[Data entries]
%%
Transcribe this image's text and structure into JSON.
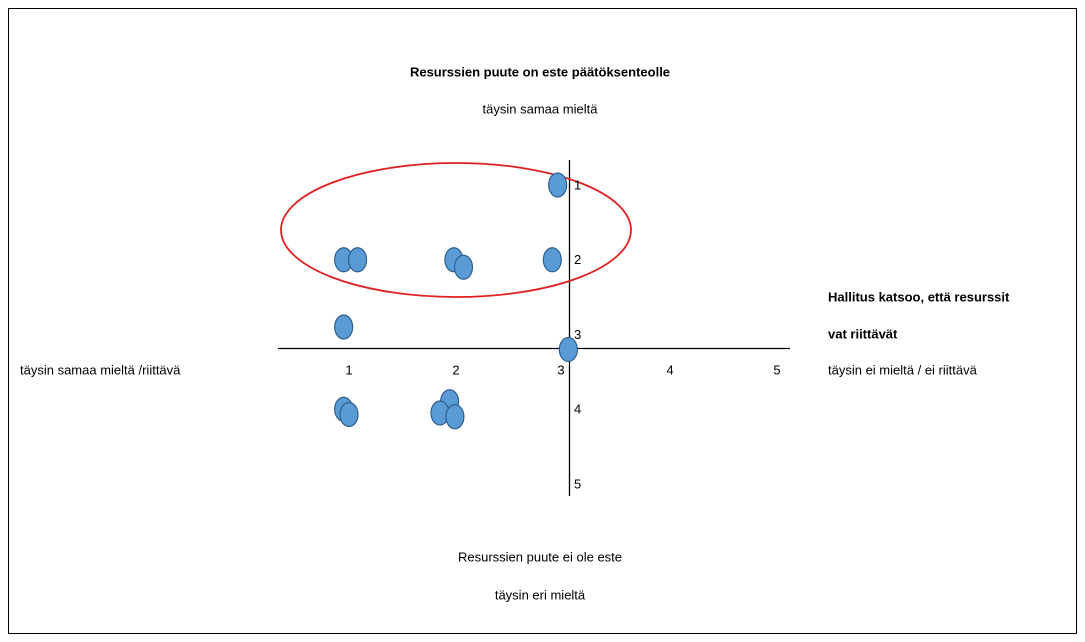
{
  "chart_data": {
    "type": "scatter",
    "title": "Resurssien puute on este päätöksenteolle",
    "top_label": "täysin samaa mieltä",
    "right_title": [
      "Hallitus katsoo, että resurssit",
      "vat riittävät"
    ],
    "right_label": "täysin ei mieltä / ei riittävä",
    "left_label": "täysin samaa mieltä /riittävä",
    "bottom_labels": [
      "Resurssien puute ei ole este",
      "täysin eri mieltä"
    ],
    "xticks": [
      1,
      2,
      3,
      4,
      5
    ],
    "yticks": [
      1,
      2,
      3,
      4,
      5
    ],
    "color": "#5b9bd5",
    "x": [
      2.95,
      0.95,
      1.08,
      1.98,
      2.07,
      2.9,
      0.95,
      3.05,
      0.95,
      1.0,
      1.94,
      1.85,
      1.99
    ],
    "values": [
      1,
      2,
      2,
      2,
      2.1,
      2,
      2.9,
      3.2,
      4.0,
      4.07,
      3.9,
      4.05,
      4.1
    ]
  }
}
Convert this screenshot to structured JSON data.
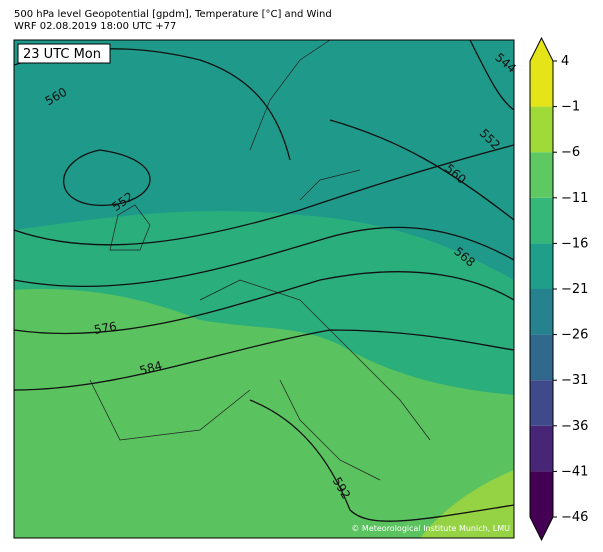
{
  "header": {
    "title": "500 hPa level Geopotential [gpdm], Temperature [°C] and Wind",
    "subtitle": "WRF 02.08.2019 18:00 UTC +77"
  },
  "map": {
    "time_label": "23 UTC Mon",
    "contour_labels": [
      560,
      552,
      544,
      552,
      560,
      568,
      576,
      584,
      592
    ],
    "credit": "© Meteorological Institute Munich, LMU"
  },
  "colorbar": {
    "levels": [
      {
        "value": -46,
        "label": "−46"
      },
      {
        "value": -41,
        "label": "−41"
      },
      {
        "value": -36,
        "label": "−36"
      },
      {
        "value": -31,
        "label": "−31"
      },
      {
        "value": -26,
        "label": "−26"
      },
      {
        "value": -21,
        "label": "−21"
      },
      {
        "value": -16,
        "label": "−16"
      },
      {
        "value": -11,
        "label": "−11"
      },
      {
        "value": -6,
        "label": "−6"
      },
      {
        "value": -1,
        "label": "−1"
      },
      4
    ],
    "colors": [
      "#440154",
      "#482677",
      "#3e4a89",
      "#31688e",
      "#26828e",
      "#1f9e89",
      "#35b779",
      "#5ec962",
      "#a0da39",
      "#e4e419"
    ]
  }
}
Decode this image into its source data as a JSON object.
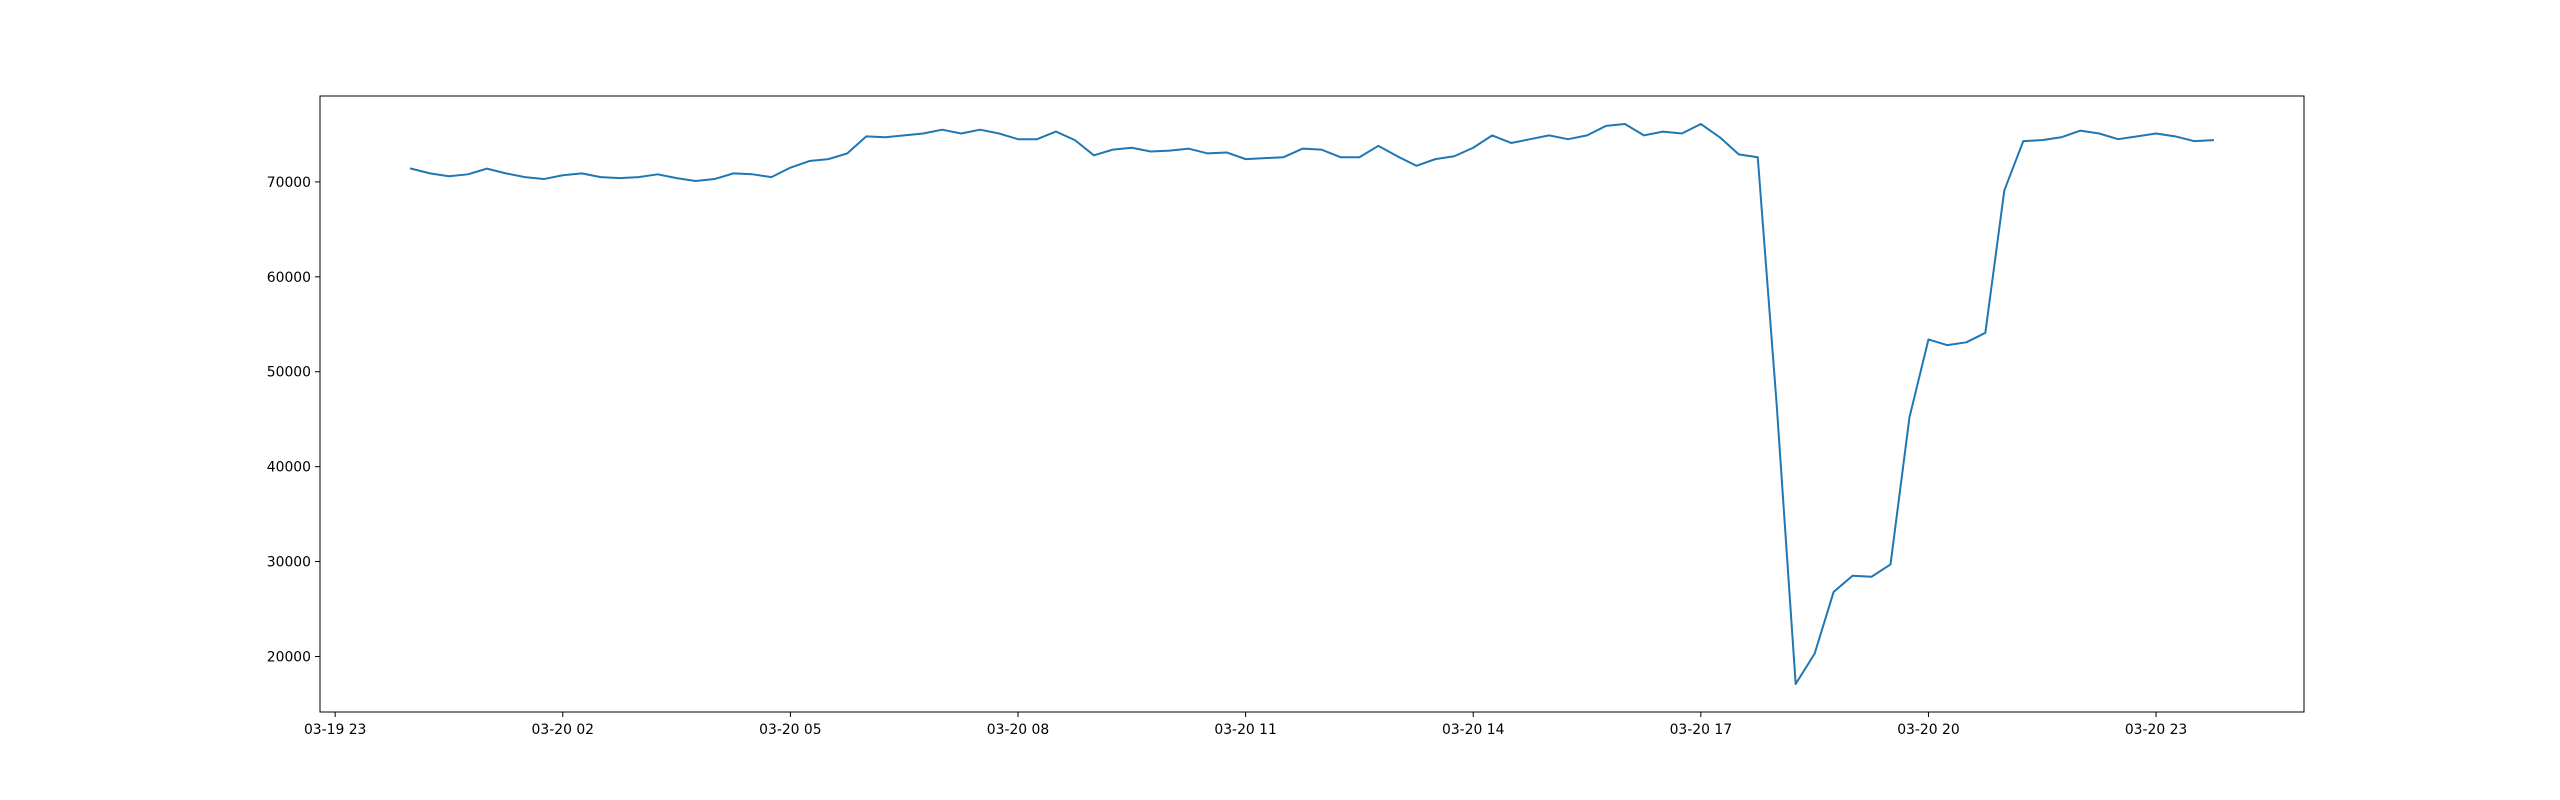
%%
- What to do -
From the records above, copy every line that holds the word "Resurssien".

- Reply -
    "title": "Resurssien puute on este päätöksenteolle",
      "Resurssien puute ei ole este",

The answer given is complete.